>> START Entries provided

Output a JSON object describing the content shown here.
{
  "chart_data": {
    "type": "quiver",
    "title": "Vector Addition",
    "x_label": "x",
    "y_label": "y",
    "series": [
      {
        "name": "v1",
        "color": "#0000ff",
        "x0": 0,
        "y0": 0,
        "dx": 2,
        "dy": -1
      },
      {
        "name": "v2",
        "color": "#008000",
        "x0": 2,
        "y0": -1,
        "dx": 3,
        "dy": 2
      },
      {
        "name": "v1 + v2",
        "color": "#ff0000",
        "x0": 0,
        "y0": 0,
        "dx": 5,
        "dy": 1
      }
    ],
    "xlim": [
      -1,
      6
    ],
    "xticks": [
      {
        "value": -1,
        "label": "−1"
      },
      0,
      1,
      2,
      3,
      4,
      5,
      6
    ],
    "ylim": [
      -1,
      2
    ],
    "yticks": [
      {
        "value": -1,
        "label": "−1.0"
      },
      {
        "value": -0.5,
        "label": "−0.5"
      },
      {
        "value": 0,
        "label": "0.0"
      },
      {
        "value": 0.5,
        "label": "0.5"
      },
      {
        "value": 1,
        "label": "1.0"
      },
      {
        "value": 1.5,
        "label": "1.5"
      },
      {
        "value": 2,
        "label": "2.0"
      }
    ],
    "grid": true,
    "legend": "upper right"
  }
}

>> END Entries provided

» **Short exercise**:
Recite the full listing above exactly.

» **Full answer**:
Output a JSON object describing the content shown here.
{
  "chart_data": {
    "type": "quiver",
    "title": "Vector Addition",
    "x_label": "x",
    "y_label": "y",
    "series": [
      {
        "name": "v1",
        "color": "#0000ff",
        "x0": 0,
        "y0": 0,
        "dx": 2,
        "dy": -1
      },
      {
        "name": "v2",
        "color": "#008000",
        "x0": 2,
        "y0": -1,
        "dx": 3,
        "dy": 2
      },
      {
        "name": "v1 + v2",
        "color": "#ff0000",
        "x0": 0,
        "y0": 0,
        "dx": 5,
        "dy": 1
      }
    ],
    "xlim": [
      -1,
      6
    ],
    "xticks": [
      {
        "value": -1,
        "label": "−1"
      },
      0,
      1,
      2,
      3,
      4,
      5,
      6
    ],
    "ylim": [
      -1,
      2
    ],
    "yticks": [
      {
        "value": -1,
        "label": "−1.0"
      },
      {
        "value": -0.5,
        "label": "−0.5"
      },
      {
        "value": 0,
        "label": "0.0"
      },
      {
        "value": 0.5,
        "label": "0.5"
      },
      {
        "value": 1,
        "label": "1.0"
      },
      {
        "value": 1.5,
        "label": "1.5"
      },
      {
        "value": 2,
        "label": "2.0"
      }
    ],
    "grid": true,
    "legend": "upper right"
  }
}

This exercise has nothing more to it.